# STORED DATA:
::::::::
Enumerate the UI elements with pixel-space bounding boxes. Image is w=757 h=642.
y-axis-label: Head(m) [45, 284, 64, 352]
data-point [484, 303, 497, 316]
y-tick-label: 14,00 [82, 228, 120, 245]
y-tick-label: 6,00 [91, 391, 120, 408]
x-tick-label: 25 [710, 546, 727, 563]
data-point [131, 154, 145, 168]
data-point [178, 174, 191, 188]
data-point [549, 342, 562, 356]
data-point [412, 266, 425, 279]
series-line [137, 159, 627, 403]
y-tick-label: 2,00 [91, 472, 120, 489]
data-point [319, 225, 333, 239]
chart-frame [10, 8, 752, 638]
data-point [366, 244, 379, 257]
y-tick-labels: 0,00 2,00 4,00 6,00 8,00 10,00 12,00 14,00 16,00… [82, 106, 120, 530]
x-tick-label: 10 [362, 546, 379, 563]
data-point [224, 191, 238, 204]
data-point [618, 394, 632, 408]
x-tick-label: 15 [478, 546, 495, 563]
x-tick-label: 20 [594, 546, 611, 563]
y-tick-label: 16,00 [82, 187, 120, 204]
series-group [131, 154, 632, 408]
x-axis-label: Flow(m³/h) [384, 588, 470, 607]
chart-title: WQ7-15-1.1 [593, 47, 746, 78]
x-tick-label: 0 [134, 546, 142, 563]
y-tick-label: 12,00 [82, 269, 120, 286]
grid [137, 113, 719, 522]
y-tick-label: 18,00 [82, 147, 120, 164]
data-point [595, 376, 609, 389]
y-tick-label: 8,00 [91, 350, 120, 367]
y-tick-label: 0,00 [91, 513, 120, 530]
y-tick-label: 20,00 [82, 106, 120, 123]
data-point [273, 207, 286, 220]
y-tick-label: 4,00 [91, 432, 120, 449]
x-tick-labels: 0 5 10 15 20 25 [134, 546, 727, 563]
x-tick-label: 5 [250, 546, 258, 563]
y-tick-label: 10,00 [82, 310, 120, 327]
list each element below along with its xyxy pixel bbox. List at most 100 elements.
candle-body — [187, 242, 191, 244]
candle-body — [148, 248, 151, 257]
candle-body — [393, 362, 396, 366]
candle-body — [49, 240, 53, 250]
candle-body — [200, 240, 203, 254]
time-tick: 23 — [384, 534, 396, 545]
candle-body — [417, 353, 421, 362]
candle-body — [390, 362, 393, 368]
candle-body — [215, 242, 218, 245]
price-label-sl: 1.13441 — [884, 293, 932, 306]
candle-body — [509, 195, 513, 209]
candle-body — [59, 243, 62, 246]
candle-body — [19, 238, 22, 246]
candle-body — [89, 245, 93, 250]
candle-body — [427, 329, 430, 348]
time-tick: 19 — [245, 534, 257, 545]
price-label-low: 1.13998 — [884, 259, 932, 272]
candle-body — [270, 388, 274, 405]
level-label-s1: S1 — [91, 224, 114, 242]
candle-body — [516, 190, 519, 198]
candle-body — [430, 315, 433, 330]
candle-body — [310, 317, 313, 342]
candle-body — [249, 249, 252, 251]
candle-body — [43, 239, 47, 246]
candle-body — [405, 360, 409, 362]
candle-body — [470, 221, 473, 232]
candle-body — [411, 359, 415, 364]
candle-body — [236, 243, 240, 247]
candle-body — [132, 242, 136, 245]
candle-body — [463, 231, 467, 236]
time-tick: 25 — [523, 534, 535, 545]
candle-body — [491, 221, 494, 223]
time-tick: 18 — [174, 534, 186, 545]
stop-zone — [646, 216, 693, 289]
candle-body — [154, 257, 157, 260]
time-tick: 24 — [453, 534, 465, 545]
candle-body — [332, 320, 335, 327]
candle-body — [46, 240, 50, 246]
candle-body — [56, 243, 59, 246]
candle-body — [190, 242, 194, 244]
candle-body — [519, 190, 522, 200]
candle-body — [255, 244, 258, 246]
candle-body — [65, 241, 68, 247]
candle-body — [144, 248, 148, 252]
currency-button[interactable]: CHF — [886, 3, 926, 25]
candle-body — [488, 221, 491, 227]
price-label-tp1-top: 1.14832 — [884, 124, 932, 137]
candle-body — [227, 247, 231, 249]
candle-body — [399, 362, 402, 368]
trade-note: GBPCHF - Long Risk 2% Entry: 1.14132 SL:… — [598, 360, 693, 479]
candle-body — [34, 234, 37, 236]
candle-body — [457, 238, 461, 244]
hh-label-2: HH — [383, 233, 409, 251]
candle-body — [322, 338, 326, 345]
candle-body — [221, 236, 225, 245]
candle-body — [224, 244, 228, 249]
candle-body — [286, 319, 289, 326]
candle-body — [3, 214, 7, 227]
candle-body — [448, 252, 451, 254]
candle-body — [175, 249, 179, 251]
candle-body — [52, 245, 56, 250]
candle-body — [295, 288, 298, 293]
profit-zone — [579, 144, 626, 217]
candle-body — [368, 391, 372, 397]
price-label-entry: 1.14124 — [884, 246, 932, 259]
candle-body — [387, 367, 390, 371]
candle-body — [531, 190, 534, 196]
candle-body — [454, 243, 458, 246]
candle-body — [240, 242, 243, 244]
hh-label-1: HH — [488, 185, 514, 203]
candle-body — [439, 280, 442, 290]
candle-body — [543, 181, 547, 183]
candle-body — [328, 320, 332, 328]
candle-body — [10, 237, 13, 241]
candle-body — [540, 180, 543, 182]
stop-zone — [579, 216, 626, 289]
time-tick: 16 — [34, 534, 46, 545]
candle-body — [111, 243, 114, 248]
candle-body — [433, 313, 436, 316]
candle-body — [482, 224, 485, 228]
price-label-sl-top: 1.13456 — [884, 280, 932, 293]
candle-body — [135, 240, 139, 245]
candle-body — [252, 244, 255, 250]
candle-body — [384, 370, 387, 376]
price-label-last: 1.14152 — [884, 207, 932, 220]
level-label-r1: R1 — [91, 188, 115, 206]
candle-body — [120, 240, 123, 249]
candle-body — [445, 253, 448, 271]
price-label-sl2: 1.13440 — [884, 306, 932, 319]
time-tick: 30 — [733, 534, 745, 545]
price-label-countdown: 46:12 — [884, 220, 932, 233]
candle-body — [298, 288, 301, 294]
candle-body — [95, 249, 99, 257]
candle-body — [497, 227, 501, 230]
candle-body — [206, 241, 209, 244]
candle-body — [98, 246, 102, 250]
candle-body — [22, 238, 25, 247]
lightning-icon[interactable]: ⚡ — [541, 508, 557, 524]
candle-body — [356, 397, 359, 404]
::::::::
# WHAT IS NEEDED:
Print the items above word for word, starting with the very first line and ending with the line that contains "data-point [595, 376, 609, 389]", both of those lines included.

# TASK OUTPUT:
Enumerate the UI elements with pixel-space bounding boxes. Image is w=757 h=642.
y-axis-label: Head(m) [45, 284, 64, 352]
data-point [484, 303, 497, 316]
y-tick-label: 14,00 [82, 228, 120, 245]
y-tick-label: 6,00 [91, 391, 120, 408]
x-tick-label: 25 [710, 546, 727, 563]
data-point [131, 154, 145, 168]
data-point [178, 174, 191, 188]
data-point [549, 342, 562, 356]
data-point [412, 266, 425, 279]
series-line [137, 159, 627, 403]
y-tick-label: 2,00 [91, 472, 120, 489]
data-point [319, 225, 333, 239]
chart-frame [10, 8, 752, 638]
data-point [366, 244, 379, 257]
y-tick-labels: 0,00 2,00 4,00 6,00 8,00 10,00 12,00 14,00 16,00… [82, 106, 120, 530]
x-tick-label: 10 [362, 546, 379, 563]
data-point [224, 191, 238, 204]
data-point [618, 394, 632, 408]
x-tick-label: 15 [478, 546, 495, 563]
x-tick-label: 20 [594, 546, 611, 563]
y-tick-label: 16,00 [82, 187, 120, 204]
series-group [131, 154, 632, 408]
x-axis-label: Flow(m³/h) [384, 588, 470, 607]
chart-title: WQ7-15-1.1 [593, 47, 746, 78]
x-tick-label: 0 [134, 546, 142, 563]
y-tick-label: 12,00 [82, 269, 120, 286]
grid [137, 113, 719, 522]
y-tick-label: 18,00 [82, 147, 120, 164]
data-point [595, 376, 609, 389]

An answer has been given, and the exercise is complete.